§ Supplied data:
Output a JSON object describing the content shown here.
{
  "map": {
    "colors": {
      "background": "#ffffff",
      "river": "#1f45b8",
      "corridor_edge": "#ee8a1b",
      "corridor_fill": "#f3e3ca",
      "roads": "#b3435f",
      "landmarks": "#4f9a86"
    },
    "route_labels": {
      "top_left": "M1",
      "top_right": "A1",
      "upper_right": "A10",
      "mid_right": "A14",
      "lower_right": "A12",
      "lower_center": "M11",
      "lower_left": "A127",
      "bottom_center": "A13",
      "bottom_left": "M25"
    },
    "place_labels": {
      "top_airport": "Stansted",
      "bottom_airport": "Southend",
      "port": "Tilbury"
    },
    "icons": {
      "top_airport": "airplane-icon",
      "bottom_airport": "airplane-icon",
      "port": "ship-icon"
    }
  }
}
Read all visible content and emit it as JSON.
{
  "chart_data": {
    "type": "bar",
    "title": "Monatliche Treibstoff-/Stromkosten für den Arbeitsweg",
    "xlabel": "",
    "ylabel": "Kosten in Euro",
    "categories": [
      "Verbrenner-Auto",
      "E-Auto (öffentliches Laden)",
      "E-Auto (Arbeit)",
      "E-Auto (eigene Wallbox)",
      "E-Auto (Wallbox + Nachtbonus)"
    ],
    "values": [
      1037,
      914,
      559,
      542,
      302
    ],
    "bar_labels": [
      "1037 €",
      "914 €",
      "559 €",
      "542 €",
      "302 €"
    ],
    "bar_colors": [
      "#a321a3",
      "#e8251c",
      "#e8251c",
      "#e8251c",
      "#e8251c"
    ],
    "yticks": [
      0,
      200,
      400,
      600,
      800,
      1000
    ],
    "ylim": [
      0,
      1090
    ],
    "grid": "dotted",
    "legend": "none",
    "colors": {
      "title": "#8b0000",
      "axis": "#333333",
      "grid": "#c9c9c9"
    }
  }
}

§ Task instructions: Every line above should be written out again exactly as it stands.

§ Finished task:
Output a JSON object describing the content shown here.
{
  "map": {
    "colors": {
      "background": "#ffffff",
      "river": "#1f45b8",
      "corridor_edge": "#ee8a1b",
      "corridor_fill": "#f3e3ca",
      "roads": "#b3435f",
      "landmarks": "#4f9a86"
    },
    "route_labels": {
      "top_left": "M1",
      "top_right": "A1",
      "upper_right": "A10",
      "mid_right": "A14",
      "lower_right": "A12",
      "lower_center": "M11",
      "lower_left": "A127",
      "bottom_center": "A13",
      "bottom_left": "M25"
    },
    "place_labels": {
      "top_airport": "Stansted",
      "bottom_airport": "Southend",
      "port": "Tilbury"
    },
    "icons": {
      "top_airport": "airplane-icon",
      "bottom_airport": "airplane-icon",
      "port": "ship-icon"
    }
  }
}
Read all visible content and emit it as JSON.
{
  "chart_data": {
    "type": "bar",
    "title": "Monatliche Treibstoff-/Stromkosten für den Arbeitsweg",
    "xlabel": "",
    "ylabel": "Kosten in Euro",
    "categories": [
      "Verbrenner-Auto",
      "E-Auto (öffentliches Laden)",
      "E-Auto (Arbeit)",
      "E-Auto (eigene Wallbox)",
      "E-Auto (Wallbox + Nachtbonus)"
    ],
    "values": [
      1037,
      914,
      559,
      542,
      302
    ],
    "bar_labels": [
      "1037 €",
      "914 €",
      "559 €",
      "542 €",
      "302 €"
    ],
    "bar_colors": [
      "#a321a3",
      "#e8251c",
      "#e8251c",
      "#e8251c",
      "#e8251c"
    ],
    "yticks": [
      0,
      200,
      400,
      600,
      800,
      1000
    ],
    "ylim": [
      0,
      1090
    ],
    "grid": "dotted",
    "legend": "none",
    "colors": {
      "title": "#8b0000",
      "axis": "#333333",
      "grid": "#c9c9c9"
    }
  }
}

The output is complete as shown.